What is being asked
Write the material out again exactly as it stands.

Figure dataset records
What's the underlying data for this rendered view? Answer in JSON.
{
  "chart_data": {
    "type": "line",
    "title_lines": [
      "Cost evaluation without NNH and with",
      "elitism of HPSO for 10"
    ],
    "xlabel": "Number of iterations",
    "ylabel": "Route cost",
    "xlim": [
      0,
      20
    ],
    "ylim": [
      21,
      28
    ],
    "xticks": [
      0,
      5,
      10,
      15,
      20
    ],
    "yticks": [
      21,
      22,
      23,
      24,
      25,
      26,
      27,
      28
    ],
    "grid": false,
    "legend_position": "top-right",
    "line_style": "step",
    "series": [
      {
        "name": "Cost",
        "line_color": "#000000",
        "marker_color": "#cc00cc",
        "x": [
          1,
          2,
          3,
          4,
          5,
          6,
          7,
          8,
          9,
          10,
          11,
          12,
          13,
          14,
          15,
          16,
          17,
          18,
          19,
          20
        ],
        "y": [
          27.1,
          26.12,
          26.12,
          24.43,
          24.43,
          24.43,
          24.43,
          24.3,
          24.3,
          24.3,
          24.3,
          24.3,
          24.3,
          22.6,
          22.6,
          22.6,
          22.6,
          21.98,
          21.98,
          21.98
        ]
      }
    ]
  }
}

Task solution
What's the underlying data for this rendered view? Answer in JSON.
{
  "chart_data": {
    "type": "line",
    "title_lines": [
      "Cost evaluation without NNH and with",
      "elitism of HPSO for 10"
    ],
    "xlabel": "Number of iterations",
    "ylabel": "Route cost",
    "xlim": [
      0,
      20
    ],
    "ylim": [
      21,
      28
    ],
    "xticks": [
      0,
      5,
      10,
      15,
      20
    ],
    "yticks": [
      21,
      22,
      23,
      24,
      25,
      26,
      27,
      28
    ],
    "grid": false,
    "legend_position": "top-right",
    "line_style": "step",
    "series": [
      {
        "name": "Cost",
        "line_color": "#000000",
        "marker_color": "#cc00cc",
        "x": [
          1,
          2,
          3,
          4,
          5,
          6,
          7,
          8,
          9,
          10,
          11,
          12,
          13,
          14,
          15,
          16,
          17,
          18,
          19,
          20
        ],
        "y": [
          27.1,
          26.12,
          26.12,
          24.43,
          24.43,
          24.43,
          24.43,
          24.3,
          24.3,
          24.3,
          24.3,
          24.3,
          24.3,
          22.6,
          22.6,
          22.6,
          22.6,
          21.98,
          21.98,
          21.98
        ]
      }
    ]
  }
}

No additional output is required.